Given problem
Give the listing again character for character, but drop the images.

Stored records
•••

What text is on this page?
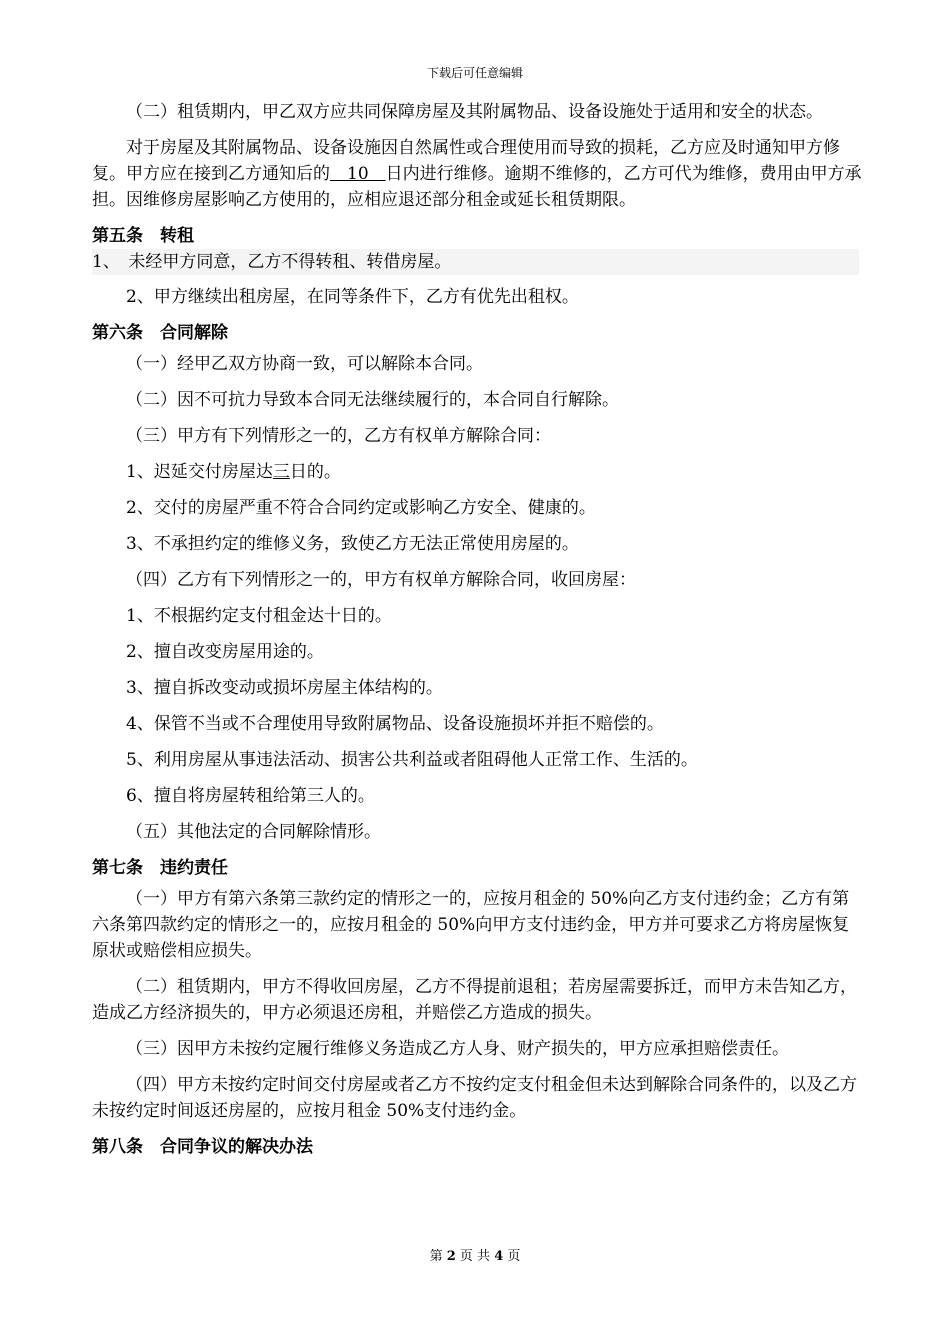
下载后可任意编辑

（二）租赁期内，甲乙双方应共同保障房屋及其附属物品、设备设施处于适用和安全的状态。

对于房屋及其附属物品、设备设施因自然属性或合理使用而导致的损耗，乙方应及时通知甲方修复。甲方应在接到乙方通知后的　10　日内进行维修。逾期不维修的，乙方可代为维修，费用由甲方承担。因维修房屋影响乙方使用的，应相应退还部分租金或延长租赁期限。

第五条　转租

1、　未经甲方同意，乙方不得转租、转借房屋。

2、甲方继续出租房屋，在同等条件下，乙方有优先出租权。

第六条　合同解除

（一）经甲乙双方协商一致，可以解除本合同。

（二）因不可抗力导致本合同无法继续履行的，本合同自行解除。

（三）甲方有下列情形之一的，乙方有权单方解除合同：

1、迟延交付房屋达三日的。

2、交付的房屋严重不符合合同约定或影响乙方安全、健康的。

3、不承担约定的维修义务，致使乙方无法正常使用房屋的。

（四）乙方有下列情形之一的，甲方有权单方解除合同，收回房屋：

1、不根据约定支付租金达十日的。

2、擅自改变房屋用途的。

3、擅自拆改变动或损坏房屋主体结构的。

4、保管不当或不合理使用导致附属物品、设备设施损坏并拒不赔偿的。

5、利用房屋从事违法活动、损害公共利益或者阻碍他人正常工作、生活的。

6、擅自将房屋转租给第三人的。

（五）其他法定的合同解除情形。

第七条　违约责任

（一）甲方有第六条第三款约定的情形之一的，应按月租金的 50%向乙方支付违约金；乙方有第六条第四款约定的情形之一的，应按月租金的 50%向甲方支付违约金，甲方并可要求乙方将房屋恢复原状或赔偿相应损失。

（二）租赁期内，甲方不得收回房屋，乙方不得提前退租；若房屋需要拆迁，而甲方未告知乙方，造成乙方经济损失的，甲方必须退还房租，并赔偿乙方造成的损失。

（三）因甲方未按约定履行维修义务造成乙方人身、财产损失的，甲方应承担赔偿责任。

（四）甲方未按约定时间交付房屋或者乙方不按约定支付租金但未达到解除合同条件的，以及乙方未按约定时间返还房屋的，应按月租金 50%支付违约金。

第八条　合同争议的解决办法
第 2 页 共 4 页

•••

Correct answer
What text is on this page?
下载后可任意编辑

（二）租赁期内，甲乙双方应共同保障房屋及其附属物品、设备设施处于适用和安全的状态。

对于房屋及其附属物品、设备设施因自然属性或合理使用而导致的损耗，乙方应及时通知甲方修复。甲方应在接到乙方通知后的　10　日内进行维修。逾期不维修的，乙方可代为维修，费用由甲方承担。因维修房屋影响乙方使用的，应相应退还部分租金或延长租赁期限。

第五条　转租

1、　未经甲方同意，乙方不得转租、转借房屋。

2、甲方继续出租房屋，在同等条件下，乙方有优先出租权。

第六条　合同解除

（一）经甲乙双方协商一致，可以解除本合同。

（二）因不可抗力导致本合同无法继续履行的，本合同自行解除。

（三）甲方有下列情形之一的，乙方有权单方解除合同：

1、迟延交付房屋达三日的。

2、交付的房屋严重不符合合同约定或影响乙方安全、健康的。

3、不承担约定的维修义务，致使乙方无法正常使用房屋的。

（四）乙方有下列情形之一的，甲方有权单方解除合同，收回房屋：

1、不根据约定支付租金达十日的。

2、擅自改变房屋用途的。

3、擅自拆改变动或损坏房屋主体结构的。

4、保管不当或不合理使用导致附属物品、设备设施损坏并拒不赔偿的。

5、利用房屋从事违法活动、损害公共利益或者阻碍他人正常工作、生活的。

6、擅自将房屋转租给第三人的。

（五）其他法定的合同解除情形。

第七条　违约责任

（一）甲方有第六条第三款约定的情形之一的，应按月租金的 50%向乙方支付违约金；乙方有第六条第四款约定的情形之一的，应按月租金的 50%向甲方支付违约金，甲方并可要求乙方将房屋恢复原状或赔偿相应损失。

（二）租赁期内，甲方不得收回房屋，乙方不得提前退租；若房屋需要拆迁，而甲方未告知乙方，造成乙方经济损失的，甲方必须退还房租，并赔偿乙方造成的损失。

（三）因甲方未按约定履行维修义务造成乙方人身、财产损失的，甲方应承担赔偿责任。

（四）甲方未按约定时间交付房屋或者乙方不按约定支付租金但未达到解除合同条件的，以及乙方未按约定时间返还房屋的，应按月租金 50%支付违约金。

第八条　合同争议的解决办法
第 2 页 共 4 页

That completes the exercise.